## Task statement
Retype all of the data. Every line must match exactly.

(Dataset entries on figures)
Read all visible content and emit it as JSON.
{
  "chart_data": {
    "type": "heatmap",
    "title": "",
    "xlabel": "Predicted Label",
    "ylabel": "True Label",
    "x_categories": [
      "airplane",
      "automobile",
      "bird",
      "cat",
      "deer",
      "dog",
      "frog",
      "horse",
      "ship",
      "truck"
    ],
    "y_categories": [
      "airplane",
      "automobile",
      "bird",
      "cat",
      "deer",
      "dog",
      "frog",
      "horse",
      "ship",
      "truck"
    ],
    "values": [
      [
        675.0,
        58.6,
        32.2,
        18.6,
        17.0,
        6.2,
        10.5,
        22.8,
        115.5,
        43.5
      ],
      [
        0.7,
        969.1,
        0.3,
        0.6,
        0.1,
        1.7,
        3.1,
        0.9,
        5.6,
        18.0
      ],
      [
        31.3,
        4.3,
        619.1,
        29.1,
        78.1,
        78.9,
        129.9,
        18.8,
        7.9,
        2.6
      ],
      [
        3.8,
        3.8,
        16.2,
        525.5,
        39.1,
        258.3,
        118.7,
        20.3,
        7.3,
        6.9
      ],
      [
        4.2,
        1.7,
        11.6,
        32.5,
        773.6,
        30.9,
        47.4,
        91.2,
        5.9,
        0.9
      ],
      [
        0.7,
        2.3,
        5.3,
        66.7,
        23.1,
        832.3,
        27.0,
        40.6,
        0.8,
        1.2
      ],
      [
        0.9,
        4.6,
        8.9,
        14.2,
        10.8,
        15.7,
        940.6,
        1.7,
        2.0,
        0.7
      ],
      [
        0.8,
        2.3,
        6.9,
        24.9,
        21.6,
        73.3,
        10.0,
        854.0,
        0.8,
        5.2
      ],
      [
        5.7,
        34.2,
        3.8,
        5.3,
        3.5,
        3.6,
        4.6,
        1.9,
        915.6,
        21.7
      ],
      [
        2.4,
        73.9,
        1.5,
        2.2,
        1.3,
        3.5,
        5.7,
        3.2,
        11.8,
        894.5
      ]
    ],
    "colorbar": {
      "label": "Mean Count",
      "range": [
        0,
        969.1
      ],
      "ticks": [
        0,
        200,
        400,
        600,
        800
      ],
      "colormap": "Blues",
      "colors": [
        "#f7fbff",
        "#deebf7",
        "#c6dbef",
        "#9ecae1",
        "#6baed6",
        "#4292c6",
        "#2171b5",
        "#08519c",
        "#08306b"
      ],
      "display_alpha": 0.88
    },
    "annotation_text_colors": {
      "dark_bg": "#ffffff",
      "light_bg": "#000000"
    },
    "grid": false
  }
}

## Solved exercise
Read all visible content and emit it as JSON.
{
  "chart_data": {
    "type": "heatmap",
    "title": "",
    "xlabel": "Predicted Label",
    "ylabel": "True Label",
    "x_categories": [
      "airplane",
      "automobile",
      "bird",
      "cat",
      "deer",
      "dog",
      "frog",
      "horse",
      "ship",
      "truck"
    ],
    "y_categories": [
      "airplane",
      "automobile",
      "bird",
      "cat",
      "deer",
      "dog",
      "frog",
      "horse",
      "ship",
      "truck"
    ],
    "values": [
      [
        675.0,
        58.6,
        32.2,
        18.6,
        17.0,
        6.2,
        10.5,
        22.8,
        115.5,
        43.5
      ],
      [
        0.7,
        969.1,
        0.3,
        0.6,
        0.1,
        1.7,
        3.1,
        0.9,
        5.6,
        18.0
      ],
      [
        31.3,
        4.3,
        619.1,
        29.1,
        78.1,
        78.9,
        129.9,
        18.8,
        7.9,
        2.6
      ],
      [
        3.8,
        3.8,
        16.2,
        525.5,
        39.1,
        258.3,
        118.7,
        20.3,
        7.3,
        6.9
      ],
      [
        4.2,
        1.7,
        11.6,
        32.5,
        773.6,
        30.9,
        47.4,
        91.2,
        5.9,
        0.9
      ],
      [
        0.7,
        2.3,
        5.3,
        66.7,
        23.1,
        832.3,
        27.0,
        40.6,
        0.8,
        1.2
      ],
      [
        0.9,
        4.6,
        8.9,
        14.2,
        10.8,
        15.7,
        940.6,
        1.7,
        2.0,
        0.7
      ],
      [
        0.8,
        2.3,
        6.9,
        24.9,
        21.6,
        73.3,
        10.0,
        854.0,
        0.8,
        5.2
      ],
      [
        5.7,
        34.2,
        3.8,
        5.3,
        3.5,
        3.6,
        4.6,
        1.9,
        915.6,
        21.7
      ],
      [
        2.4,
        73.9,
        1.5,
        2.2,
        1.3,
        3.5,
        5.7,
        3.2,
        11.8,
        894.5
      ]
    ],
    "colorbar": {
      "label": "Mean Count",
      "range": [
        0,
        969.1
      ],
      "ticks": [
        0,
        200,
        400,
        600,
        800
      ],
      "colormap": "Blues",
      "colors": [
        "#f7fbff",
        "#deebf7",
        "#c6dbef",
        "#9ecae1",
        "#6baed6",
        "#4292c6",
        "#2171b5",
        "#08519c",
        "#08306b"
      ],
      "display_alpha": 0.88
    },
    "annotation_text_colors": {
      "dark_bg": "#ffffff",
      "light_bg": "#000000"
    },
    "grid": false
  }
}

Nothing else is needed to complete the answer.